***** INFORMATION GIVEN *****

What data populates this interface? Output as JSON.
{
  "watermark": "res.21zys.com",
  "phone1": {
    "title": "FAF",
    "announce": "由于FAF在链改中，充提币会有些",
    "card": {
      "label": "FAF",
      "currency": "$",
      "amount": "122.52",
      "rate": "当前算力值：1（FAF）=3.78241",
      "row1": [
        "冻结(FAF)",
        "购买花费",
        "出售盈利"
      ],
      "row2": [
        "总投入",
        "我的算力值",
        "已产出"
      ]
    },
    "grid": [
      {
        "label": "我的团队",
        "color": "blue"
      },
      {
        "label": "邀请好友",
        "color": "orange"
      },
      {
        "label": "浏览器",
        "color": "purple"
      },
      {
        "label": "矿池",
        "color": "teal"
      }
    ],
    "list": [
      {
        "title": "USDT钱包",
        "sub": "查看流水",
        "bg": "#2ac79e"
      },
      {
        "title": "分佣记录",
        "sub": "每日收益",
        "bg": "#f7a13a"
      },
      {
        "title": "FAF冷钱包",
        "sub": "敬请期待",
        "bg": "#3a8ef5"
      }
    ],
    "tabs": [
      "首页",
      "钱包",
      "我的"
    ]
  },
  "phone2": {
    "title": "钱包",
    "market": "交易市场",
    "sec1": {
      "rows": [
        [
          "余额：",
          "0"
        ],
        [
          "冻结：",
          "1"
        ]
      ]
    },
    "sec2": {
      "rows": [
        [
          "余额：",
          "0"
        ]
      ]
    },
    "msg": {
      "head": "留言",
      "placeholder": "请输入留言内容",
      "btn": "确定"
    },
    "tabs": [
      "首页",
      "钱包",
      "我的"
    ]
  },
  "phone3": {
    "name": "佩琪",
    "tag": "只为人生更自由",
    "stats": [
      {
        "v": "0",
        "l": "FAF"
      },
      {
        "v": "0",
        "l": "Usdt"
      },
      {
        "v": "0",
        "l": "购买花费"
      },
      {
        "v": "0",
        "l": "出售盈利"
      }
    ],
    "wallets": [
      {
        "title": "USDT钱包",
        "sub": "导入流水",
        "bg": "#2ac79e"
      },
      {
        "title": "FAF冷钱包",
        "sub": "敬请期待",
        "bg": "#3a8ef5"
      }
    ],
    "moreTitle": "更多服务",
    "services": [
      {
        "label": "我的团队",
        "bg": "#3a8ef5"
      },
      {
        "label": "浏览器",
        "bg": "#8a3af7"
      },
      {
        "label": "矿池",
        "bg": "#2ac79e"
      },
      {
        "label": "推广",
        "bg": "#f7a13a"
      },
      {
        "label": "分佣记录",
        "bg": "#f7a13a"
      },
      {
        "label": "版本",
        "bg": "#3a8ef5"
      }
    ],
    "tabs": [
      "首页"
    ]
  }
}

*****

**SET EXERCISE:**
Reproduce the listing in full. Keep it exactly as written.

**CORRECT RESULT:**
What data populates this interface? Output as JSON.
{
  "watermark": "res.21zys.com",
  "phone1": {
    "title": "FAF",
    "announce": "由于FAF在链改中，充提币会有些",
    "card": {
      "label": "FAF",
      "currency": "$",
      "amount": "122.52",
      "rate": "当前算力值：1（FAF）=3.78241",
      "row1": [
        "冻结(FAF)",
        "购买花费",
        "出售盈利"
      ],
      "row2": [
        "总投入",
        "我的算力值",
        "已产出"
      ]
    },
    "grid": [
      {
        "label": "我的团队",
        "color": "blue"
      },
      {
        "label": "邀请好友",
        "color": "orange"
      },
      {
        "label": "浏览器",
        "color": "purple"
      },
      {
        "label": "矿池",
        "color": "teal"
      }
    ],
    "list": [
      {
        "title": "USDT钱包",
        "sub": "查看流水",
        "bg": "#2ac79e"
      },
      {
        "title": "分佣记录",
        "sub": "每日收益",
        "bg": "#f7a13a"
      },
      {
        "title": "FAF冷钱包",
        "sub": "敬请期待",
        "bg": "#3a8ef5"
      }
    ],
    "tabs": [
      "首页",
      "钱包",
      "我的"
    ]
  },
  "phone2": {
    "title": "钱包",
    "market": "交易市场",
    "sec1": {
      "rows": [
        [
          "余额：",
          "0"
        ],
        [
          "冻结：",
          "1"
        ]
      ]
    },
    "sec2": {
      "rows": [
        [
          "余额：",
          "0"
        ]
      ]
    },
    "msg": {
      "head": "留言",
      "placeholder": "请输入留言内容",
      "btn": "确定"
    },
    "tabs": [
      "首页",
      "钱包",
      "我的"
    ]
  },
  "phone3": {
    "name": "佩琪",
    "tag": "只为人生更自由",
    "stats": [
      {
        "v": "0",
        "l": "FAF"
      },
      {
        "v": "0",
        "l": "Usdt"
      },
      {
        "v": "0",
        "l": "购买花费"
      },
      {
        "v": "0",
        "l": "出售盈利"
      }
    ],
    "wallets": [
      {
        "title": "USDT钱包",
        "sub": "导入流水",
        "bg": "#2ac79e"
      },
      {
        "title": "FAF冷钱包",
        "sub": "敬请期待",
        "bg": "#3a8ef5"
      }
    ],
    "moreTitle": "更多服务",
    "services": [
      {
        "label": "我的团队",
        "bg": "#3a8ef5"
      },
      {
        "label": "浏览器",
        "bg": "#8a3af7"
      },
      {
        "label": "矿池",
        "bg": "#2ac79e"
      },
      {
        "label": "推广",
        "bg": "#f7a13a"
      },
      {
        "label": "分佣记录",
        "bg": "#f7a13a"
      },
      {
        "label": "版本",
        "bg": "#3a8ef5"
      }
    ],
    "tabs": [
      "首页"
    ]
  }
}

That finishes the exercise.